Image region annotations
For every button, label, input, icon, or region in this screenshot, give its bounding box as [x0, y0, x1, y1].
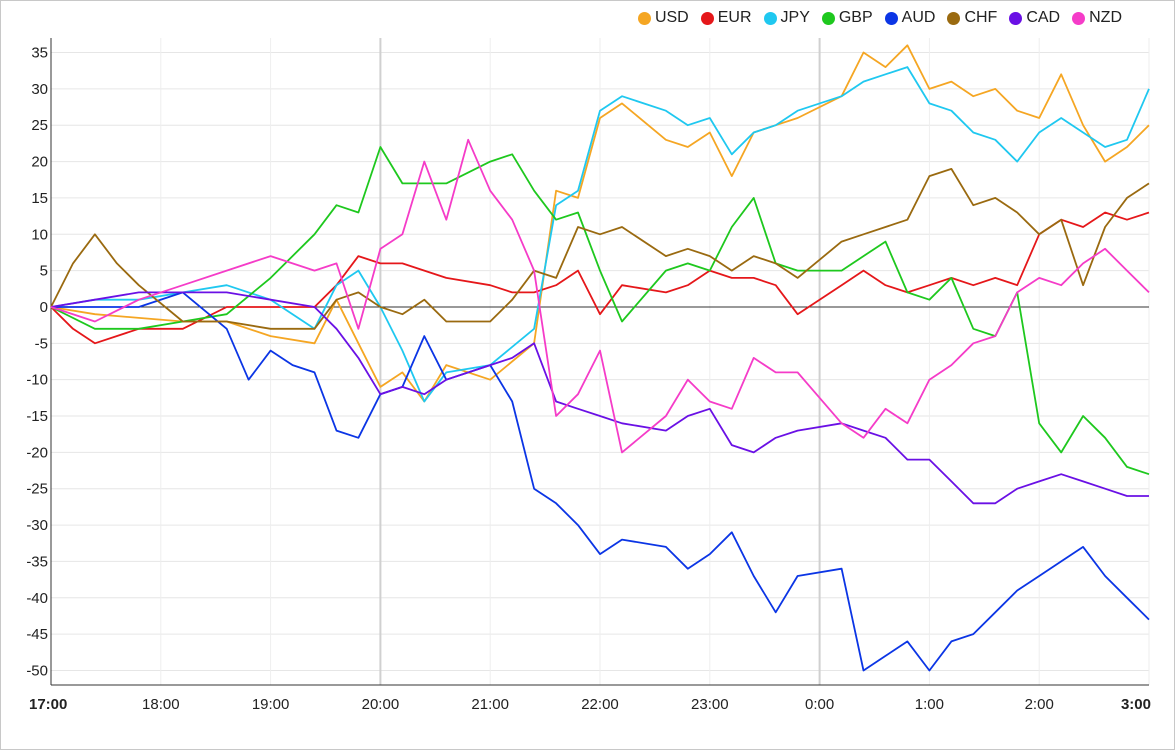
y-tick-label: -50 — [26, 662, 48, 679]
y-tick-label: -45 — [26, 626, 48, 643]
legend-dot-icon — [821, 11, 835, 25]
y-tick-label: 15 — [31, 190, 48, 207]
legend-dot-icon — [884, 11, 898, 25]
legend-label: CAD — [1026, 9, 1061, 26]
legend-label: EUR — [717, 9, 752, 26]
legend-label: CHF — [964, 9, 998, 26]
legend-label: USD — [654, 9, 689, 26]
x-tick-label: 2:00 — [1025, 696, 1054, 713]
legend: USD EUR JPY GBP AUD CHF CAD NZD — [637, 9, 1122, 27]
y-tick-label: 0 — [40, 299, 48, 316]
x-tick-label: 23:00 — [691, 696, 729, 713]
series-line-aud — [51, 291, 1150, 672]
x-tick-label: 21:00 — [471, 696, 509, 713]
legend-label: AUD — [901, 9, 936, 26]
legend-dot-icon — [763, 11, 777, 25]
legend-item-usd[interactable]: USD — [637, 9, 689, 27]
y-tick-label: -40 — [26, 590, 48, 607]
y-tick-label: -35 — [26, 553, 48, 570]
legend-label: NZD — [1089, 9, 1122, 26]
y-tick-label: -15 — [26, 408, 48, 425]
x-tick-label: 1:00 — [915, 696, 944, 713]
y-tick-label: -10 — [26, 372, 48, 389]
x-tick-label: 17:00 — [29, 696, 67, 713]
legend-label: JPY — [780, 9, 810, 26]
legend-dot-icon — [637, 11, 651, 25]
series-line-nzd — [50, 138, 1150, 454]
legend-item-aud[interactable]: AUD — [884, 9, 936, 27]
x-tick-label: 19:00 — [252, 696, 290, 713]
legend-dot-icon — [700, 11, 714, 25]
y-tick-label: -20 — [26, 444, 48, 461]
y-tick-label: 30 — [31, 81, 48, 98]
y-tick-label: -30 — [26, 517, 48, 534]
legend-item-chf[interactable]: CHF — [947, 9, 997, 27]
legend-label: GBP — [838, 9, 873, 26]
series-line-cad — [50, 291, 1149, 505]
x-tick-label: 3:00 — [1121, 696, 1151, 713]
legend-item-jpy[interactable]: JPY — [763, 9, 810, 27]
y-tick-label: -5 — [35, 335, 48, 352]
series-line-jpy — [50, 66, 1150, 403]
y-tick-label: 20 — [31, 154, 48, 171]
legend-dot-icon — [947, 11, 961, 25]
series-line-usd — [50, 44, 1150, 403]
y-tick-label: 10 — [31, 226, 48, 243]
x-tick-label: 22:00 — [581, 696, 619, 713]
x-tick-label: 0:00 — [805, 696, 834, 713]
y-tick-label: 35 — [31, 45, 48, 62]
series-line-chf — [50, 168, 1150, 330]
legend-dot-icon — [1072, 11, 1086, 25]
y-tick-label: 25 — [31, 117, 48, 134]
legend-item-nzd[interactable]: NZD — [1072, 9, 1122, 27]
legend-item-gbp[interactable]: GBP — [821, 9, 873, 27]
y-tick-label: 5 — [40, 263, 48, 280]
legend-dot-icon — [1009, 11, 1023, 25]
y-tick-label: -25 — [26, 481, 48, 498]
x-tick-label: 20:00 — [362, 696, 400, 713]
x-tick-label: 18:00 — [142, 696, 180, 713]
legend-item-eur[interactable]: EUR — [700, 9, 752, 27]
legend-item-cad[interactable]: CAD — [1009, 9, 1060, 27]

Written instruction » Copy out every one of the lines above word for word, leaving out the picture.

Response below »
For every button, label, input, icon, or region in this screenshot, give its bounding box as [x0, y0, x1, y1].
y-tick-label: -50 — [26, 662, 48, 679]
y-tick-label: -45 — [26, 626, 48, 643]
legend-dot-icon — [821, 11, 835, 25]
y-tick-label: 15 — [31, 190, 48, 207]
legend-dot-icon — [884, 11, 898, 25]
legend-label: CAD — [1026, 9, 1061, 26]
legend-label: EUR — [717, 9, 752, 26]
legend-label: CHF — [964, 9, 998, 26]
legend-label: USD — [654, 9, 689, 26]
x-tick-label: 2:00 — [1025, 696, 1054, 713]
legend: USD EUR JPY GBP AUD CHF CAD NZD — [637, 9, 1122, 27]
y-tick-label: 0 — [40, 299, 48, 316]
x-tick-label: 23:00 — [691, 696, 729, 713]
series-line-aud — [51, 291, 1150, 672]
x-tick-label: 21:00 — [471, 696, 509, 713]
legend-label: AUD — [901, 9, 936, 26]
legend-dot-icon — [763, 11, 777, 25]
legend-item-usd[interactable]: USD — [637, 9, 689, 27]
y-tick-label: -40 — [26, 590, 48, 607]
y-tick-label: -35 — [26, 553, 48, 570]
legend-label: NZD — [1089, 9, 1122, 26]
y-tick-label: -15 — [26, 408, 48, 425]
x-tick-label: 1:00 — [915, 696, 944, 713]
y-tick-label: -10 — [26, 372, 48, 389]
x-tick-label: 17:00 — [29, 696, 67, 713]
legend-label: JPY — [780, 9, 810, 26]
legend-dot-icon — [637, 11, 651, 25]
series-line-nzd — [50, 138, 1150, 454]
legend-item-aud[interactable]: AUD — [884, 9, 936, 27]
x-tick-label: 19:00 — [252, 696, 290, 713]
legend-dot-icon — [700, 11, 714, 25]
y-tick-label: -20 — [26, 444, 48, 461]
y-tick-label: 30 — [31, 81, 48, 98]
y-tick-label: -30 — [26, 517, 48, 534]
legend-item-chf[interactable]: CHF — [947, 9, 997, 27]
legend-label: GBP — [838, 9, 873, 26]
series-line-cad — [50, 291, 1149, 505]
x-tick-label: 3:00 — [1121, 696, 1151, 713]
legend-item-jpy[interactable]: JPY — [763, 9, 810, 27]
y-tick-label: -5 — [35, 335, 48, 352]
series-line-jpy — [50, 66, 1150, 403]
y-tick-label: 20 — [31, 154, 48, 171]
legend-dot-icon — [947, 11, 961, 25]
series-line-usd — [50, 44, 1150, 403]
y-tick-label: 10 — [31, 226, 48, 243]
x-tick-label: 22:00 — [581, 696, 619, 713]
x-tick-label: 0:00 — [805, 696, 834, 713]
y-tick-label: 35 — [31, 45, 48, 62]
series-line-chf — [50, 168, 1150, 330]
legend-dot-icon — [1072, 11, 1086, 25]
y-tick-label: 25 — [31, 117, 48, 134]
legend-item-nzd[interactable]: NZD — [1072, 9, 1122, 27]
legend-item-gbp[interactable]: GBP — [821, 9, 873, 27]
y-tick-label: 5 — [40, 263, 48, 280]
legend-dot-icon — [1009, 11, 1023, 25]
y-tick-label: -25 — [26, 481, 48, 498]
x-tick-label: 20:00 — [362, 696, 400, 713]
x-tick-label: 18:00 — [142, 696, 180, 713]
legend-item-eur[interactable]: EUR — [700, 9, 752, 27]
legend-item-cad[interactable]: CAD — [1009, 9, 1060, 27]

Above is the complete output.